>> Start Entries shown

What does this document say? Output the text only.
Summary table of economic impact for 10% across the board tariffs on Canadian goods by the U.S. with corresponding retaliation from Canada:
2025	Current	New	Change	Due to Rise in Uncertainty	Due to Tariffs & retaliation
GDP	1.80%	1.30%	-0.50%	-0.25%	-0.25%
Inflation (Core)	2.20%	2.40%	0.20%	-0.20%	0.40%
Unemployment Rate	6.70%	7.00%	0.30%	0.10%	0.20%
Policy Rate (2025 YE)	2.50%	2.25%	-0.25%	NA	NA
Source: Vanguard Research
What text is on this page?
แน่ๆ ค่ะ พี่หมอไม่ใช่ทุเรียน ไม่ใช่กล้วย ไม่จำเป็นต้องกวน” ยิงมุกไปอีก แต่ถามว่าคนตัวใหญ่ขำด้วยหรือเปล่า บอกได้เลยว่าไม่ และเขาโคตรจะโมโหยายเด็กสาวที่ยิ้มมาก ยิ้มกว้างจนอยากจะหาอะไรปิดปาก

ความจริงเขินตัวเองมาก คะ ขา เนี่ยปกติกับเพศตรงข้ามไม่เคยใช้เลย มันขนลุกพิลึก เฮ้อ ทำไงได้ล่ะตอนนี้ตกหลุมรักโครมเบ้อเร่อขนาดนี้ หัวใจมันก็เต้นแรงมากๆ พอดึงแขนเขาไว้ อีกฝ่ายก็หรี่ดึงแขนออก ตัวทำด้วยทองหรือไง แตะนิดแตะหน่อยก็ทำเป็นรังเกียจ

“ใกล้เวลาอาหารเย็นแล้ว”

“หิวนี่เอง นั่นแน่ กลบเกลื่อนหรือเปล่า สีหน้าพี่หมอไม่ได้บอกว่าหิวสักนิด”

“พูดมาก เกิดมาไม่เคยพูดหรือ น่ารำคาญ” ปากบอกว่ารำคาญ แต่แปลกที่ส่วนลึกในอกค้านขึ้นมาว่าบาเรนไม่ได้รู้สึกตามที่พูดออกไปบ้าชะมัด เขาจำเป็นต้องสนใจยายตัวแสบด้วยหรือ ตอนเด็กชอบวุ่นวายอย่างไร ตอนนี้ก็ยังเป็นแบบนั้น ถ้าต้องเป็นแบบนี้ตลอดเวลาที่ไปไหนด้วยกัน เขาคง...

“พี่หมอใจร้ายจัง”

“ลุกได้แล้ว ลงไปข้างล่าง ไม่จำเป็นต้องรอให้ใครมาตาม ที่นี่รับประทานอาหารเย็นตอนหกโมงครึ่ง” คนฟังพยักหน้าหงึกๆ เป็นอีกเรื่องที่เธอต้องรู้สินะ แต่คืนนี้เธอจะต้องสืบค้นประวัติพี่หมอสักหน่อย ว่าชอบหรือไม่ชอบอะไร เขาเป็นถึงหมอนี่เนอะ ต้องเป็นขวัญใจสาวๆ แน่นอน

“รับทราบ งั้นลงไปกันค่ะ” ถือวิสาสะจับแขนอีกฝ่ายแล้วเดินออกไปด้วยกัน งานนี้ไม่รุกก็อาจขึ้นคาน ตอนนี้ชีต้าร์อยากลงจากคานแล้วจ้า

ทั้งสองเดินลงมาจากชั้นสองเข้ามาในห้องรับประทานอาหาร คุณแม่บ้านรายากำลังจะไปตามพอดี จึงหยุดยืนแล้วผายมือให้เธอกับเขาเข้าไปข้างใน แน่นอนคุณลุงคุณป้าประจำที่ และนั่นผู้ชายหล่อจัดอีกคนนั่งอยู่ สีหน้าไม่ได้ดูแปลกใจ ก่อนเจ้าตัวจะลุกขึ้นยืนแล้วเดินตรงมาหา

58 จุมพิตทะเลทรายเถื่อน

>> End Entries shown

# Goal
Work out the number of lines in this listing that include the word "อเปล". Reply with that number only.

# Answer for the task
2